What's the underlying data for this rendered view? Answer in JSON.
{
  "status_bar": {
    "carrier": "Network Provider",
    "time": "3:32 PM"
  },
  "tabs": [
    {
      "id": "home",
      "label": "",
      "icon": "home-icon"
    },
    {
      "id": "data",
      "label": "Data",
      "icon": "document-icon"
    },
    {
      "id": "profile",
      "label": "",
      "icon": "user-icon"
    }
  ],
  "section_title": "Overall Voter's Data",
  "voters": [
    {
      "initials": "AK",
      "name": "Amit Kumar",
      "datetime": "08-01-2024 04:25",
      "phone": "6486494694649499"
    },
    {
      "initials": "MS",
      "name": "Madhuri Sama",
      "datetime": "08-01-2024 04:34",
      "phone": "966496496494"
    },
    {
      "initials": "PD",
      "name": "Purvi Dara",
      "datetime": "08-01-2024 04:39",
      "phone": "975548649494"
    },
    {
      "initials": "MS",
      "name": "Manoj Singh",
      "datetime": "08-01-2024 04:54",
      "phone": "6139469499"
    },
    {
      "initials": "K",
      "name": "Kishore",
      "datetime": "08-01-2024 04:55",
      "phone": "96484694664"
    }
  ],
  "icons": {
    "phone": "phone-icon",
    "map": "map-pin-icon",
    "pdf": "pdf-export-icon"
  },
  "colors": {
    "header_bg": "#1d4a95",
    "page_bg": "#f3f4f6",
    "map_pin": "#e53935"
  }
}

- **Task goal**
Please repeat the material above, word for word and in full.

- **The result**
What's the underlying data for this rendered view? Answer in JSON.
{
  "status_bar": {
    "carrier": "Network Provider",
    "time": "3:32 PM"
  },
  "tabs": [
    {
      "id": "home",
      "label": "",
      "icon": "home-icon"
    },
    {
      "id": "data",
      "label": "Data",
      "icon": "document-icon"
    },
    {
      "id": "profile",
      "label": "",
      "icon": "user-icon"
    }
  ],
  "section_title": "Overall Voter's Data",
  "voters": [
    {
      "initials": "AK",
      "name": "Amit Kumar",
      "datetime": "08-01-2024 04:25",
      "phone": "6486494694649499"
    },
    {
      "initials": "MS",
      "name": "Madhuri Sama",
      "datetime": "08-01-2024 04:34",
      "phone": "966496496494"
    },
    {
      "initials": "PD",
      "name": "Purvi Dara",
      "datetime": "08-01-2024 04:39",
      "phone": "975548649494"
    },
    {
      "initials": "MS",
      "name": "Manoj Singh",
      "datetime": "08-01-2024 04:54",
      "phone": "6139469499"
    },
    {
      "initials": "K",
      "name": "Kishore",
      "datetime": "08-01-2024 04:55",
      "phone": "96484694664"
    }
  ],
  "icons": {
    "phone": "phone-icon",
    "map": "map-pin-icon",
    "pdf": "pdf-export-icon"
  },
  "colors": {
    "header_bg": "#1d4a95",
    "page_bg": "#f3f4f6",
    "map_pin": "#e53935"
  }
}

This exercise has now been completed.